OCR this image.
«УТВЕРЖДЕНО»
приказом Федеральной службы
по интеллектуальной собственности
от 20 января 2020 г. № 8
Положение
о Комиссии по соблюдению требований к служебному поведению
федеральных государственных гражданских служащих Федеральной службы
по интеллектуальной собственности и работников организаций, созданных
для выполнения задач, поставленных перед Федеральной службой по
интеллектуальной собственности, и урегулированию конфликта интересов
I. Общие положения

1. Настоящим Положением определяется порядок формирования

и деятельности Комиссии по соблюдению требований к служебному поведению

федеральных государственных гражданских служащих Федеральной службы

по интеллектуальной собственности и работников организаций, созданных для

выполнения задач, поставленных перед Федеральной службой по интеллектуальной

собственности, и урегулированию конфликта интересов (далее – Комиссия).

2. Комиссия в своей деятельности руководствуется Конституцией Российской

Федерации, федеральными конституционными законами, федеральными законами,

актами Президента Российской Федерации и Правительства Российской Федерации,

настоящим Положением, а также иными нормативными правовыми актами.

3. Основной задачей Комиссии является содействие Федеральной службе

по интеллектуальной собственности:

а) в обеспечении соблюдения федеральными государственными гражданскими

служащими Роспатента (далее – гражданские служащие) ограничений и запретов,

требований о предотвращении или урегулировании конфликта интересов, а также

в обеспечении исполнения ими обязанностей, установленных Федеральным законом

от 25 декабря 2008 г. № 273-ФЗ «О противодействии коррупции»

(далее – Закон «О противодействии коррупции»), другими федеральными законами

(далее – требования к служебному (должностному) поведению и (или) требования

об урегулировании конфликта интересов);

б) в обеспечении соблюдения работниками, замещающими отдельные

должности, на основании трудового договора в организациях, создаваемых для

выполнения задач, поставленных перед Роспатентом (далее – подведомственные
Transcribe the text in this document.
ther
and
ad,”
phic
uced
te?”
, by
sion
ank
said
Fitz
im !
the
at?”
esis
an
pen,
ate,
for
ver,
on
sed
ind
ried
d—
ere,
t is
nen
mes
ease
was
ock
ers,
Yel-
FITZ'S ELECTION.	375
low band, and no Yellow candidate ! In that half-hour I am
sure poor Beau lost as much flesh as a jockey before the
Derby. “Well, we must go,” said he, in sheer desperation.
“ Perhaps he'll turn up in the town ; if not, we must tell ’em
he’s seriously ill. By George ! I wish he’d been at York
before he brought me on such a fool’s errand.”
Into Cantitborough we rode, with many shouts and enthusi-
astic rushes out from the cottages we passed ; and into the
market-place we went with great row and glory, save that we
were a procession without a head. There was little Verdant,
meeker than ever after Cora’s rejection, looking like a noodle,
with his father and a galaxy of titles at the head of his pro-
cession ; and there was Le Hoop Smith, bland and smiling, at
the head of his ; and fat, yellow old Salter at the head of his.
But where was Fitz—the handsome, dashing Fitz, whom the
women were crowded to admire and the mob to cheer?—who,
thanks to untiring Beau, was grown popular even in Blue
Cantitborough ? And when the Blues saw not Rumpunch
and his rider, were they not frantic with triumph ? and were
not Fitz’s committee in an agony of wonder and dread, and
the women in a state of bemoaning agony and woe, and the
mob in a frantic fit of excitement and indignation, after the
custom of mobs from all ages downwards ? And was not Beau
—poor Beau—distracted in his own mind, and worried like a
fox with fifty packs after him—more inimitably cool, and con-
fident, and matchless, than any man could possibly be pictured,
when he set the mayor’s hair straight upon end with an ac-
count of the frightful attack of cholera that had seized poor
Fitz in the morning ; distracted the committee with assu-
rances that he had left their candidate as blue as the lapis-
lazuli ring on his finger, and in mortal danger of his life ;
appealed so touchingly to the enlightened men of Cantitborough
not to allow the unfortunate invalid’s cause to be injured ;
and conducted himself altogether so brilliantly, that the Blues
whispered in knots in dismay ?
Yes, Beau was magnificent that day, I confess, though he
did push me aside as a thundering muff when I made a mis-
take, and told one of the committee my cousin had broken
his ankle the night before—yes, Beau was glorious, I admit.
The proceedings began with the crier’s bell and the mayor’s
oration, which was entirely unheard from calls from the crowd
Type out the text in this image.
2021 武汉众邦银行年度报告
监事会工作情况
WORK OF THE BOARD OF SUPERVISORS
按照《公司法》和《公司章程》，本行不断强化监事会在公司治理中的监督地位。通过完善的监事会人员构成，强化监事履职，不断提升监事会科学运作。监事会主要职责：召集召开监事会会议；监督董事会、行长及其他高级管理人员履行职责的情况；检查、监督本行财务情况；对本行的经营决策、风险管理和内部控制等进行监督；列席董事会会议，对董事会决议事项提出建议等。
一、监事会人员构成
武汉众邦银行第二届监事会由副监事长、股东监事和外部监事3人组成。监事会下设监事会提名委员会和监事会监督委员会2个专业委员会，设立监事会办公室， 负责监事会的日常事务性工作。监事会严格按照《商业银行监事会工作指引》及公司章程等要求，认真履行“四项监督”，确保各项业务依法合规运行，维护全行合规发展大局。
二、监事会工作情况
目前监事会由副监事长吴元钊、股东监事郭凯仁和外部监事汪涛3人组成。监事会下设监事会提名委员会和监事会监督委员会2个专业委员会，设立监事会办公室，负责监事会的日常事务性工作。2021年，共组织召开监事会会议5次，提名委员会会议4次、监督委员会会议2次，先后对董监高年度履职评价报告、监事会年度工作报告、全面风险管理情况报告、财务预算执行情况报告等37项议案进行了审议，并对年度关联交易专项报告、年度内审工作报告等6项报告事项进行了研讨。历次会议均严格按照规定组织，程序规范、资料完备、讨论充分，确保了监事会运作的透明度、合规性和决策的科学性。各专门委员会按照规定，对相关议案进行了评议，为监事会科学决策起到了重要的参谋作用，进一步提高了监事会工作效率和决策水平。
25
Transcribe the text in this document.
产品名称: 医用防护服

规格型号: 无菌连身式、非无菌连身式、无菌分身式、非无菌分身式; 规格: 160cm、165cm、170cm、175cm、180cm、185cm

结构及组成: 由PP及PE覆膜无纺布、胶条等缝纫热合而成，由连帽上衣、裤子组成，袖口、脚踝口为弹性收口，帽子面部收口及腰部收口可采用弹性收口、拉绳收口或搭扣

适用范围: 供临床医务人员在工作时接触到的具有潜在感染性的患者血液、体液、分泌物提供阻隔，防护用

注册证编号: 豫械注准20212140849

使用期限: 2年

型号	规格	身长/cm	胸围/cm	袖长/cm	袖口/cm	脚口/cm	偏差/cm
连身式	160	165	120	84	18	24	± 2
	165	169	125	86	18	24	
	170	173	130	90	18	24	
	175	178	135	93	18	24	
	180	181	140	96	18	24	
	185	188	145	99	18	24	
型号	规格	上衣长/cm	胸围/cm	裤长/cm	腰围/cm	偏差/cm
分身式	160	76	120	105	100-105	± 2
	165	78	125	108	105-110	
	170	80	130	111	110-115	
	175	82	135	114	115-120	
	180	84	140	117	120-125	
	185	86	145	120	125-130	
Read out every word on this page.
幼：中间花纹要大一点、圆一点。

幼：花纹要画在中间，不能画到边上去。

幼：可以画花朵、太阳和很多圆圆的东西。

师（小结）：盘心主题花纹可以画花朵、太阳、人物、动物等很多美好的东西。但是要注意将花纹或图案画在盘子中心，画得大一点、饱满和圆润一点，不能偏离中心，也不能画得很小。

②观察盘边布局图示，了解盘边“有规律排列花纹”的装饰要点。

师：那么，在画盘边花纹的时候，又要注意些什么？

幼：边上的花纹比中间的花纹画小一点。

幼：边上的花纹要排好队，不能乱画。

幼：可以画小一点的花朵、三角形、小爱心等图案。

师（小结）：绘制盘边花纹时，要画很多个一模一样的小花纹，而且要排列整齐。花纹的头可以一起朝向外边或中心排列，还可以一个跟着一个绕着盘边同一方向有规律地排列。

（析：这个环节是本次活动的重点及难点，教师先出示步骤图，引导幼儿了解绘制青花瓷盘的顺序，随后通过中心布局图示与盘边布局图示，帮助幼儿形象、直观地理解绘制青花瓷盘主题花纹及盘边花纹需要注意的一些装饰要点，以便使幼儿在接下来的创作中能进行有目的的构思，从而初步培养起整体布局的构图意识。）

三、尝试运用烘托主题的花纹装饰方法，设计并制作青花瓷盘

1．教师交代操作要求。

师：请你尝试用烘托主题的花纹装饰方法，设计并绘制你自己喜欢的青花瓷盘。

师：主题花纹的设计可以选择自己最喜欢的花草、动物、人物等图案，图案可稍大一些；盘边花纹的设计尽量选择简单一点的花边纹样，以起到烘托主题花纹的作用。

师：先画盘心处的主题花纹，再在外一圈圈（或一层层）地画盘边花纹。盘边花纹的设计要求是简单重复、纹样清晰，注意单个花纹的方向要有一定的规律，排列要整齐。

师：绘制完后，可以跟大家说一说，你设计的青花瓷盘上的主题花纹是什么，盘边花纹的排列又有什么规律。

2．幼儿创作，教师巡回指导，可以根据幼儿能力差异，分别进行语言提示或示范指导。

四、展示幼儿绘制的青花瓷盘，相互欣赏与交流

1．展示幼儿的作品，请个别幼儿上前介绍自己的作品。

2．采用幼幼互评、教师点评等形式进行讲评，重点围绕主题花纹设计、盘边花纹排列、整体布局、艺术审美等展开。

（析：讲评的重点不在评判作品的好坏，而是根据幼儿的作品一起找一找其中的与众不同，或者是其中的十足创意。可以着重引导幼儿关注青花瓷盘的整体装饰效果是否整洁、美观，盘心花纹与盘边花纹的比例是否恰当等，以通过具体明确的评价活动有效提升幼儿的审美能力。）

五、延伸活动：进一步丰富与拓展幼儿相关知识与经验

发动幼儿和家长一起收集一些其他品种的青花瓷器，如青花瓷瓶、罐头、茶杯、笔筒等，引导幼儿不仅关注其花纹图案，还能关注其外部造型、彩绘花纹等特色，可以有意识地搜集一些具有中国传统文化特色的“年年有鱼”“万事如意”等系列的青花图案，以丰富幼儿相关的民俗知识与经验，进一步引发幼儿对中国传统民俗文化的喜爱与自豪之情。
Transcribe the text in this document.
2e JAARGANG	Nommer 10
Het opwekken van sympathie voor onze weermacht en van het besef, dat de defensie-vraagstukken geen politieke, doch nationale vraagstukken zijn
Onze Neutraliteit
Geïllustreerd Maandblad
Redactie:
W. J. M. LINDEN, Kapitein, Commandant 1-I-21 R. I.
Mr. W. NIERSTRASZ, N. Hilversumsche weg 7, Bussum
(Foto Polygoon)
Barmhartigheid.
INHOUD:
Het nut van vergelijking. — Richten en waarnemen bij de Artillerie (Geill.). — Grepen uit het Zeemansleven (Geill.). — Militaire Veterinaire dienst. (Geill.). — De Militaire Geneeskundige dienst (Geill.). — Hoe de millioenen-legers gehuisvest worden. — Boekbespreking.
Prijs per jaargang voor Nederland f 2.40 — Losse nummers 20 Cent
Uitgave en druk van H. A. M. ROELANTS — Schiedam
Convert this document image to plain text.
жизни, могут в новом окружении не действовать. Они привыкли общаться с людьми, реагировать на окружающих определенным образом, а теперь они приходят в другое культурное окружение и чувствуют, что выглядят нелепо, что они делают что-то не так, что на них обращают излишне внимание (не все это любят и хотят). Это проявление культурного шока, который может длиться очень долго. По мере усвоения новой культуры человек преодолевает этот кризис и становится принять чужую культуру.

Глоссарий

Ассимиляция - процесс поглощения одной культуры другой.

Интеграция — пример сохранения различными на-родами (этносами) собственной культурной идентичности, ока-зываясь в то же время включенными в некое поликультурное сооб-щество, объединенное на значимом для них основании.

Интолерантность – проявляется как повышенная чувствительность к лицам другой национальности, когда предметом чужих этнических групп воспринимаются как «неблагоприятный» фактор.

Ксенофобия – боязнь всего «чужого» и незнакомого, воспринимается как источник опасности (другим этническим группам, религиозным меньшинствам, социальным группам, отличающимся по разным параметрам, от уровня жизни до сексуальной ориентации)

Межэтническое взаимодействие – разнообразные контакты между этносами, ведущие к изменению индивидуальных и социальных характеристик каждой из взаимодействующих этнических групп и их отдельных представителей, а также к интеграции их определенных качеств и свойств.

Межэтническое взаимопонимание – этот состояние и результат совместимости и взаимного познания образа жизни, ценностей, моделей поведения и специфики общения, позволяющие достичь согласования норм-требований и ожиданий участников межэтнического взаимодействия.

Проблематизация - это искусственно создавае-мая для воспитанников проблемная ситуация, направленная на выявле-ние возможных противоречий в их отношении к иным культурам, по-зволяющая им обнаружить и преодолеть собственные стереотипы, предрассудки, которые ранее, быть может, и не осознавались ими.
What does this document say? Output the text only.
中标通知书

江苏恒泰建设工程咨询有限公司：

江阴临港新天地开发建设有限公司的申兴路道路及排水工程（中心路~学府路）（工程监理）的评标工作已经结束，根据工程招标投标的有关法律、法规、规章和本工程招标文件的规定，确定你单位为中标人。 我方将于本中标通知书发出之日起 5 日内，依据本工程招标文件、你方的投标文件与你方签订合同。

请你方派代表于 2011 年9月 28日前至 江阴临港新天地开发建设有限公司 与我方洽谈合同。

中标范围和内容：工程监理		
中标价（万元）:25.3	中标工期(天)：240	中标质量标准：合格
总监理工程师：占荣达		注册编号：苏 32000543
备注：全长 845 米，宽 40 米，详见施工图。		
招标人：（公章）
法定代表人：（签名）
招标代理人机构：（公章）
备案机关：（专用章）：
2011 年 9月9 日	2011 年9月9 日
########
Aim of the exercise – Going through the lines above one by one, tally those with the word "poor" and give only the total.

Full response – 3